(begin)

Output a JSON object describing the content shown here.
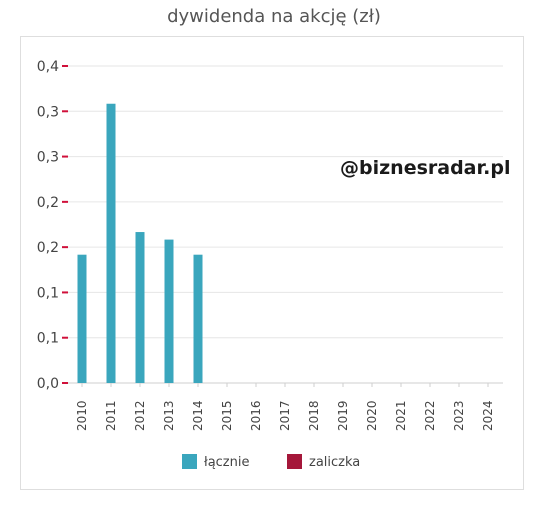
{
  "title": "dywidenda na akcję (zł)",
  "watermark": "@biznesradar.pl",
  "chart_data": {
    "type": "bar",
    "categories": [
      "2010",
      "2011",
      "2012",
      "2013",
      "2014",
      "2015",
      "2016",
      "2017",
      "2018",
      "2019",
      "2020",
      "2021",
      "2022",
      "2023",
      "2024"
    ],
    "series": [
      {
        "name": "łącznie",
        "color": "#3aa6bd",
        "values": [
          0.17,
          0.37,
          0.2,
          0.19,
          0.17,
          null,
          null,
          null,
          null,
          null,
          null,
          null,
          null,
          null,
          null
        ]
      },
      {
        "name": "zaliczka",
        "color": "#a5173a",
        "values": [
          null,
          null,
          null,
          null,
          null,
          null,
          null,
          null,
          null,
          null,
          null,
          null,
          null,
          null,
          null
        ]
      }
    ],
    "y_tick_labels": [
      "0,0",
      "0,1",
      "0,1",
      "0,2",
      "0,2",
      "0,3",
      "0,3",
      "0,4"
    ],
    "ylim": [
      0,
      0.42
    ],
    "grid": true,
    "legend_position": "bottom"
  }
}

(end)
(begin)

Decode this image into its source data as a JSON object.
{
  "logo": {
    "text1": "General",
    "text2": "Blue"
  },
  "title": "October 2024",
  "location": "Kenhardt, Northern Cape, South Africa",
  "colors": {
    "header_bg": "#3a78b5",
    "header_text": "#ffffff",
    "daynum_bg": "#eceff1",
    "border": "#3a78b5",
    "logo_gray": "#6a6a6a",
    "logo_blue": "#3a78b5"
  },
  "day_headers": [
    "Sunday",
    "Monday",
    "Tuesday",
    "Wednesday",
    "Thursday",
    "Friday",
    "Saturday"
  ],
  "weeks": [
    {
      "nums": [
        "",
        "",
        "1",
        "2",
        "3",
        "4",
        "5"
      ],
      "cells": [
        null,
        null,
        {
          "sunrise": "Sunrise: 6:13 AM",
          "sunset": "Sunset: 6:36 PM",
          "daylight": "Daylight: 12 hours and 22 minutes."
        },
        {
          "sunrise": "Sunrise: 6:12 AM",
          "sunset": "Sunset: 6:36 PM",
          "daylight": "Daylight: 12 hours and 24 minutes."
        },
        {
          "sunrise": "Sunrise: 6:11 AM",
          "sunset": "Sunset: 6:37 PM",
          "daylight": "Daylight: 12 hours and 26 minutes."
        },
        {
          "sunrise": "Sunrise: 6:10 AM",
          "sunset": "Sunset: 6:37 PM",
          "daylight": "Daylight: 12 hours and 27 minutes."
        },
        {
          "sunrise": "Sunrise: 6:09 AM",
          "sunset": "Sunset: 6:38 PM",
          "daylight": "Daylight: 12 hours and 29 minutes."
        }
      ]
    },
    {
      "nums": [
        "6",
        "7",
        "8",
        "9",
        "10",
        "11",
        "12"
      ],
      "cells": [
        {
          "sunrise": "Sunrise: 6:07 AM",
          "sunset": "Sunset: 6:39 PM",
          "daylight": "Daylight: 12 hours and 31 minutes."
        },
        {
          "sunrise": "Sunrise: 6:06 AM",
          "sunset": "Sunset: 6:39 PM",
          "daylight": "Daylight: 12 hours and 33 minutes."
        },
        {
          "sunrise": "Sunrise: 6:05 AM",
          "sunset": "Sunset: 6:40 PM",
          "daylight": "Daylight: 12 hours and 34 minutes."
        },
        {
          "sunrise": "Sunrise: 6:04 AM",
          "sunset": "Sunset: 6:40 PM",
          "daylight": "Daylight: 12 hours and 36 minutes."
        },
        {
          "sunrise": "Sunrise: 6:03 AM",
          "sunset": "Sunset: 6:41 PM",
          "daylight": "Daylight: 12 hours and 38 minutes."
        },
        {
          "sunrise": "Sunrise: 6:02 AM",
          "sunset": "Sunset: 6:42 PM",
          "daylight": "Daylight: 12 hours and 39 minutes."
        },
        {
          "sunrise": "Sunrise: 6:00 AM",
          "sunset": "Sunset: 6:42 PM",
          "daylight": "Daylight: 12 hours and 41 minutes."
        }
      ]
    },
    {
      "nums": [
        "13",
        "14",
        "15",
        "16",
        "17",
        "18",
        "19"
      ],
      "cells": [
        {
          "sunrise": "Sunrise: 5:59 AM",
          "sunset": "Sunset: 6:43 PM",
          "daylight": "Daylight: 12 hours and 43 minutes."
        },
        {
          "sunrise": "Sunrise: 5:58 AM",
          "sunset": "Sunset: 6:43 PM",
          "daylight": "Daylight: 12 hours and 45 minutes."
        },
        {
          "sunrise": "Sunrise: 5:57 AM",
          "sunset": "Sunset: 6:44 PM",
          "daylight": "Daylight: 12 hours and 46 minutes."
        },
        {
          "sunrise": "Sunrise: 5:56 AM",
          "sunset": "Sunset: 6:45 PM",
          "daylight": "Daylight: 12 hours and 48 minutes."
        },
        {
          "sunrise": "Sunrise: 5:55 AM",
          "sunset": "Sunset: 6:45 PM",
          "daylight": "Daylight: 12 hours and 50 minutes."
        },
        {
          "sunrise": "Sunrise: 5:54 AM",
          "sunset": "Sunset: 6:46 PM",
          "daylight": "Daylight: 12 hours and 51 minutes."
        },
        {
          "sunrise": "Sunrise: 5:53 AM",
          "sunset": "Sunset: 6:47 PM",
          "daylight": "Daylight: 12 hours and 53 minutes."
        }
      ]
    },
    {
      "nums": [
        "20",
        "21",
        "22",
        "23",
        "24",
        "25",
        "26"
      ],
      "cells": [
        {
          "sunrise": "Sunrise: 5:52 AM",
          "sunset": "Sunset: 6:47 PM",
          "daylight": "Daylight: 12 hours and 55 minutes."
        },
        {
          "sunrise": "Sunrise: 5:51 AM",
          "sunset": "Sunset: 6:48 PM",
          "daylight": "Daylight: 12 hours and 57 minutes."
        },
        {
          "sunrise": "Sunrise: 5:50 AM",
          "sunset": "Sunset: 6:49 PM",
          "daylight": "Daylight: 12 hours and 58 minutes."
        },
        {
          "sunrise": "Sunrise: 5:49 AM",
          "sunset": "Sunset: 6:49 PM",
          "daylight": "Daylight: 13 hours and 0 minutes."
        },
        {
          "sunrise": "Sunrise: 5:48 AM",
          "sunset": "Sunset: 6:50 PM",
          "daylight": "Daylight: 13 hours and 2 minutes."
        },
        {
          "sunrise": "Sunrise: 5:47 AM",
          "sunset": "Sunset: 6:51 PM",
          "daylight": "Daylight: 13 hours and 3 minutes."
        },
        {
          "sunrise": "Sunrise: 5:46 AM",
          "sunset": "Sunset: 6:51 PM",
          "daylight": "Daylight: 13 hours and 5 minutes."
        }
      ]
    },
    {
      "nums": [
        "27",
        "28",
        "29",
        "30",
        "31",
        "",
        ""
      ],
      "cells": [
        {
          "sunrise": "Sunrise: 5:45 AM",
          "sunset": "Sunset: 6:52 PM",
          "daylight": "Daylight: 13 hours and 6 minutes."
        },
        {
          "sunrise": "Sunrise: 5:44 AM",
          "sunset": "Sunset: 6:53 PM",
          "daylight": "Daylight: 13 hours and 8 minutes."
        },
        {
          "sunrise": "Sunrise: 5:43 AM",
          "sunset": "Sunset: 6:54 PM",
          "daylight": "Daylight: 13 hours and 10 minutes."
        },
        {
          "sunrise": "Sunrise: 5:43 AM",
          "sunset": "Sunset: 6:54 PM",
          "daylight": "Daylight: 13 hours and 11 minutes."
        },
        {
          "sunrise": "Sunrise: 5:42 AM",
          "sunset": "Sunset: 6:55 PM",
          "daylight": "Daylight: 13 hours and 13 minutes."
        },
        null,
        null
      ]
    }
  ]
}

(end)

What is needed: Pull out all lines from the entries above that include the word "title".

Full solution:
  "title": "dywidenda na akcję (zł)",
  "title": "October 2024",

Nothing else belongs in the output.